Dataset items
┄┄┄┄┄┄┄┄┄┄

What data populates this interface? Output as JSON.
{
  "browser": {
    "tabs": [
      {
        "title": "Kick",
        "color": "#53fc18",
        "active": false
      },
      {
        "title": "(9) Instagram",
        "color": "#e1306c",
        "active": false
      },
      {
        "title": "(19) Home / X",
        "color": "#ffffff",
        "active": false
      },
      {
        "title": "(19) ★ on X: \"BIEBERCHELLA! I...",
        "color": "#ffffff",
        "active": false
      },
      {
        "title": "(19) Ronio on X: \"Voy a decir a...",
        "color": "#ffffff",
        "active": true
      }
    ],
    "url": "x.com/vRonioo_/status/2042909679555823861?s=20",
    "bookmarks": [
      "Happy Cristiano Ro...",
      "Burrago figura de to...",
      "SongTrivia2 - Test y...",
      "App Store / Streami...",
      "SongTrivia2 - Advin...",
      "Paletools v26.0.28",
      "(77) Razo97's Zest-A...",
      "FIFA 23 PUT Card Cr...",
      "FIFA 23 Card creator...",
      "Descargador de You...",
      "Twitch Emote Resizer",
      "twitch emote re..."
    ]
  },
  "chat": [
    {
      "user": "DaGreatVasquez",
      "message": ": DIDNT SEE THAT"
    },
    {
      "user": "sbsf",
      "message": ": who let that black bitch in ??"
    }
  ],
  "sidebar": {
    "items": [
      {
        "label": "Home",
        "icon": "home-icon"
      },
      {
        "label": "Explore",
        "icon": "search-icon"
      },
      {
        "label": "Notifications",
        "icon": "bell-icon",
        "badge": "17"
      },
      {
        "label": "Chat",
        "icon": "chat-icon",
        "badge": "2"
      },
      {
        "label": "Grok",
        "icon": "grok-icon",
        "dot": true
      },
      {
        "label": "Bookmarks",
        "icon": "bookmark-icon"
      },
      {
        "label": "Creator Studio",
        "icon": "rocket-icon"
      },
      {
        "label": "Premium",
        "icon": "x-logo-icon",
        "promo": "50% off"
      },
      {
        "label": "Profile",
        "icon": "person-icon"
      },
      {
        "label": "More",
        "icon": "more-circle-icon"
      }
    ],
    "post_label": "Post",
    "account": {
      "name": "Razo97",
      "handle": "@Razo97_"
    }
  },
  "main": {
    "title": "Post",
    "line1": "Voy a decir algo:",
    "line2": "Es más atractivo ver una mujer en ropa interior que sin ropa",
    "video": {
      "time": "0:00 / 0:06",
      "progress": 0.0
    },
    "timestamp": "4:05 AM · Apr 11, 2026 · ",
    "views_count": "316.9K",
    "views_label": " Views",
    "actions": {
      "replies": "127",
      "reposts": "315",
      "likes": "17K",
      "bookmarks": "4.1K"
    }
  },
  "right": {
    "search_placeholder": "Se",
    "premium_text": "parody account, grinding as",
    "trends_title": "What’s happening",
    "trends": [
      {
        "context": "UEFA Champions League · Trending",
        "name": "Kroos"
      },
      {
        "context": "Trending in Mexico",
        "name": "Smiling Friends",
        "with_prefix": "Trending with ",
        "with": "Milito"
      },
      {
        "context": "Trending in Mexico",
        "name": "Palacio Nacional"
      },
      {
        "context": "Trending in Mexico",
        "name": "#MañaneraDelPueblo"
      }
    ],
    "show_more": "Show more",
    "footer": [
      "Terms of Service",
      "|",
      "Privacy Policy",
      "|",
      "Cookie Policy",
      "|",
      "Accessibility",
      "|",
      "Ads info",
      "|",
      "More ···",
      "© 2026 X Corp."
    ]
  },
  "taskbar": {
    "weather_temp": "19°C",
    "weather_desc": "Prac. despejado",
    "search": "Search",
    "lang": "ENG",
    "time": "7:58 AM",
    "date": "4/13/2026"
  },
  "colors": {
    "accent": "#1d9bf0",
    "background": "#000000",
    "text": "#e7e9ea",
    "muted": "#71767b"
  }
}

┄┄┄┄┄┄┄┄┄┄

THE TASK. Every line in the data above that contains "What" needs to be copied.

SOLUTION FOR THIS EXERCISE.
What data populates this interface? Output as JSON.
    "trends_title": "What’s happening",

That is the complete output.